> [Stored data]
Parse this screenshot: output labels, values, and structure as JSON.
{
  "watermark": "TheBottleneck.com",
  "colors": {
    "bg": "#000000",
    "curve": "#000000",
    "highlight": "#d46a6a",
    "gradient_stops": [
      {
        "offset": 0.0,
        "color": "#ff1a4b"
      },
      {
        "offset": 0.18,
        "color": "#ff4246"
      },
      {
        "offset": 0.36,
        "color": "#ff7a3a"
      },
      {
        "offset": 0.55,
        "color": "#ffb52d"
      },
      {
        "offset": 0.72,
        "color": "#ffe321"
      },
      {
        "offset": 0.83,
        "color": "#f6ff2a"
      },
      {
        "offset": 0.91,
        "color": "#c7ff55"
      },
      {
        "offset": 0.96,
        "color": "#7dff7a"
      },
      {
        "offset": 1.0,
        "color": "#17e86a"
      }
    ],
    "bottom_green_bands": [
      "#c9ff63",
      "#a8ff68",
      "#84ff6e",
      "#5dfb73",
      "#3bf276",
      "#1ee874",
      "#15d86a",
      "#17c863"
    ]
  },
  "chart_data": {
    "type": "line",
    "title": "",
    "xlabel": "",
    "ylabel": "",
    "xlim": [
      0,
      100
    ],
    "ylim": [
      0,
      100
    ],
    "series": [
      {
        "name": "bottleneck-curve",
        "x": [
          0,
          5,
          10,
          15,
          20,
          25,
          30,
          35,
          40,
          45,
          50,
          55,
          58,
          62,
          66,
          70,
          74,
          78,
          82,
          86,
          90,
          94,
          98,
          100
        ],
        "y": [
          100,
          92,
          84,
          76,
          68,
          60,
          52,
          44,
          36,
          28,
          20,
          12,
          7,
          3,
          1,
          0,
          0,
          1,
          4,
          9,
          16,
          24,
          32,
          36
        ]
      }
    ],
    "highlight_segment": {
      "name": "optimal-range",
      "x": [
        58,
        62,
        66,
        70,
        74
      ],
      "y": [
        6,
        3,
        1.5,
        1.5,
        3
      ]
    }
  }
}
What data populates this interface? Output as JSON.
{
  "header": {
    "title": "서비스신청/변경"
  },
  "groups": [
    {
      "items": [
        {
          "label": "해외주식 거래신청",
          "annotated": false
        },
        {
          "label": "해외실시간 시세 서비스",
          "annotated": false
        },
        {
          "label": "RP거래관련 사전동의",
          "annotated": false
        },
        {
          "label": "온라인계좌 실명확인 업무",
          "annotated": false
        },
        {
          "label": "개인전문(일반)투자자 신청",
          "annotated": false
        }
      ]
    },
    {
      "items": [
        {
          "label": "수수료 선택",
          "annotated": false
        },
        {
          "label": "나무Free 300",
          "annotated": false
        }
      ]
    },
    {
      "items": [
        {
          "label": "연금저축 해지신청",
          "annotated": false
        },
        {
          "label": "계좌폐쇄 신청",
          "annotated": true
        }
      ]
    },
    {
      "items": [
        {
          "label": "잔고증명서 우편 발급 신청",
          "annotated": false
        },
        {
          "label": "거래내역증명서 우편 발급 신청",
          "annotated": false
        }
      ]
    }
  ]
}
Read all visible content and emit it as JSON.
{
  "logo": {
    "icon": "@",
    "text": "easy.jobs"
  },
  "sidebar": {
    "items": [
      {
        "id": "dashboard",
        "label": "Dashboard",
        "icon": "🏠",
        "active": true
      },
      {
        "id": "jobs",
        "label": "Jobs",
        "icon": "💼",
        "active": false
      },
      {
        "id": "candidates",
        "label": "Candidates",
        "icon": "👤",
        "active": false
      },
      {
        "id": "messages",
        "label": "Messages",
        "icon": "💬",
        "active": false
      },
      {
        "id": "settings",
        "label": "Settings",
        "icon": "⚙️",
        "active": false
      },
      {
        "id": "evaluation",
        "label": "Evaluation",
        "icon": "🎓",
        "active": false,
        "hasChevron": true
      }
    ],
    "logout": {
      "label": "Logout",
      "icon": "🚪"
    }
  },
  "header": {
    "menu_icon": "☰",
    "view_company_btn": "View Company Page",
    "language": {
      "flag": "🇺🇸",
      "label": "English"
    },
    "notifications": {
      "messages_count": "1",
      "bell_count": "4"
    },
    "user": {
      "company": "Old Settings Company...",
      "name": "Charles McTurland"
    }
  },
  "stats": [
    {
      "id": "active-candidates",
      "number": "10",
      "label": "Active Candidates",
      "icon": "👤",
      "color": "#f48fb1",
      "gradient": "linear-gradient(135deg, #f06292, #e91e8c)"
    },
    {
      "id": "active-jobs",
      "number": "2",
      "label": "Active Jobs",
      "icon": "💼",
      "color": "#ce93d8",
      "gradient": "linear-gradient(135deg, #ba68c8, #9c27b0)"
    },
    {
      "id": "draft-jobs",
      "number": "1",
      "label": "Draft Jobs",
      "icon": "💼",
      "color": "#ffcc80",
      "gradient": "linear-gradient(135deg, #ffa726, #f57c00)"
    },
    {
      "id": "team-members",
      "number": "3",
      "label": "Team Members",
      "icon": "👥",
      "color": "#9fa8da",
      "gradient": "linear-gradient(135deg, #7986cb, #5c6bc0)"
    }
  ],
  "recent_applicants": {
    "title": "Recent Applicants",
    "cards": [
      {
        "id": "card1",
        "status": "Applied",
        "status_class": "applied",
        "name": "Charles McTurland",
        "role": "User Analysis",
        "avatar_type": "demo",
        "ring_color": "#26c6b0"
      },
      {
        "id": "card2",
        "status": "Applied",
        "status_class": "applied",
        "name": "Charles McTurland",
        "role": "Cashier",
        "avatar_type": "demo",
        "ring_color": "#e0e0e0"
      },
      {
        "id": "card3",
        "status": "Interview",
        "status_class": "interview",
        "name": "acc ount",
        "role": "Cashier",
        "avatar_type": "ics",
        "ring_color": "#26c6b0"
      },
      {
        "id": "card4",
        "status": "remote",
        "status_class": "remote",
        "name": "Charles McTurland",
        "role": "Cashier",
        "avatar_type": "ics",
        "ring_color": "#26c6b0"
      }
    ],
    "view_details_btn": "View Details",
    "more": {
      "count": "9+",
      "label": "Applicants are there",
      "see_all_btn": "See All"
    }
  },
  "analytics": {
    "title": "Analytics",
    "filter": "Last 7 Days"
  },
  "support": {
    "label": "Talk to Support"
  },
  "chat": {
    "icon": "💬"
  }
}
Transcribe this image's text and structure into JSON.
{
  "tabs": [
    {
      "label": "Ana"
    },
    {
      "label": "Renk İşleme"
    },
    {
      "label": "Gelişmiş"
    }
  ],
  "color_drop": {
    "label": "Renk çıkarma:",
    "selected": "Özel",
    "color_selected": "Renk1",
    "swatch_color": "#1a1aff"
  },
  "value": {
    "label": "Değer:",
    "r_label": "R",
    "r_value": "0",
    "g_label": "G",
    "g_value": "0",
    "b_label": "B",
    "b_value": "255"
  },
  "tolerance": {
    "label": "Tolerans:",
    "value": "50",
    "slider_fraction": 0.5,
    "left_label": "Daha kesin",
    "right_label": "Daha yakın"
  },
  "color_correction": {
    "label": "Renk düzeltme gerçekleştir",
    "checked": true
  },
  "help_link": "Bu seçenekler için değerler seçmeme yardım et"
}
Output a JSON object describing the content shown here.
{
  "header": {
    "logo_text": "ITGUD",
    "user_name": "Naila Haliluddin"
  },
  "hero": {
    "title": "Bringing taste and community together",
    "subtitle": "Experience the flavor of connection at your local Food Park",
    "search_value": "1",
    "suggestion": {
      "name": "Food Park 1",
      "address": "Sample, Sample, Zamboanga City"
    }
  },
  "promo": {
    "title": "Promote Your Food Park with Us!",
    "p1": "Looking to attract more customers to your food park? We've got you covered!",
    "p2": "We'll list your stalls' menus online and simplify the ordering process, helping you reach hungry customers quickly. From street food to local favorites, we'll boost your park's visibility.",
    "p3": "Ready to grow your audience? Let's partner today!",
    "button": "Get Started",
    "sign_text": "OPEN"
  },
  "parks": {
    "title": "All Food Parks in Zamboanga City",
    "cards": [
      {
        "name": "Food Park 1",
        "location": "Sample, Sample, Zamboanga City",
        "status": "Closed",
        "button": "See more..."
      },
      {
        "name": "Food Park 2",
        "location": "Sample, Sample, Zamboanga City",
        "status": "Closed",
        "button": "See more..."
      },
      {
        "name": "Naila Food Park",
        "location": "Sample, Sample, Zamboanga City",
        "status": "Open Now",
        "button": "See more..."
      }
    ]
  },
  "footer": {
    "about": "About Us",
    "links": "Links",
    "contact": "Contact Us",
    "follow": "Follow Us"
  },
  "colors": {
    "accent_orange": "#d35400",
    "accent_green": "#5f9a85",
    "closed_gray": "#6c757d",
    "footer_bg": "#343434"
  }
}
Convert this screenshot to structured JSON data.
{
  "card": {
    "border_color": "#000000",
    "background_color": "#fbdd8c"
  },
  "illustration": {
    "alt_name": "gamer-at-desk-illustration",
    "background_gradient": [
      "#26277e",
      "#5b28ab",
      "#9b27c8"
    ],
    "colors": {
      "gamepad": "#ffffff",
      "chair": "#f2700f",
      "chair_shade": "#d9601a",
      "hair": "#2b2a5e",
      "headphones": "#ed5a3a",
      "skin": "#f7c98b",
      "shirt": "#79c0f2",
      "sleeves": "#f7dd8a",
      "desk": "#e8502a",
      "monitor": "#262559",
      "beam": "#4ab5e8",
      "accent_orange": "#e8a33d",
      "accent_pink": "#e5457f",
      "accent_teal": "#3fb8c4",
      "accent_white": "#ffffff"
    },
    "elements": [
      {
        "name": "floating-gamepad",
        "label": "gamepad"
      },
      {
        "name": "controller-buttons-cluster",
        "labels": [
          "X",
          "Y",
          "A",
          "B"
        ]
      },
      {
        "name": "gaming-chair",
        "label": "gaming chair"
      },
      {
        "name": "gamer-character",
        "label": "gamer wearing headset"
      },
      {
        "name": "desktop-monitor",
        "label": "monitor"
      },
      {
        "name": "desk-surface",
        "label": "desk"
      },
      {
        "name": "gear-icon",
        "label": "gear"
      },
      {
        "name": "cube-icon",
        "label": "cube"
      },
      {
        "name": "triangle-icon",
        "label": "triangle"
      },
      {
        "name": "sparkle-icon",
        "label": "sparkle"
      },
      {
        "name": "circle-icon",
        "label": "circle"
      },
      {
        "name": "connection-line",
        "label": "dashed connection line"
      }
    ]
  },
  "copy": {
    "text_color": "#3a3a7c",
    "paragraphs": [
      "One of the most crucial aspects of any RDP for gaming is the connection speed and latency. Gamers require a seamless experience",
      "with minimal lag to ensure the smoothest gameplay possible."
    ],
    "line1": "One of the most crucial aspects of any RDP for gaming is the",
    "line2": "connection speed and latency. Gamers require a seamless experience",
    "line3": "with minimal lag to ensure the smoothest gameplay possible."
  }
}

> [Requirement] Pull out all lines from the listing that contain the string "possible".

> [Full output]
      "with minimal lag to ensure the smoothest gameplay possible."
    "line3": "with minimal lag to ensure the smoothest gameplay possible."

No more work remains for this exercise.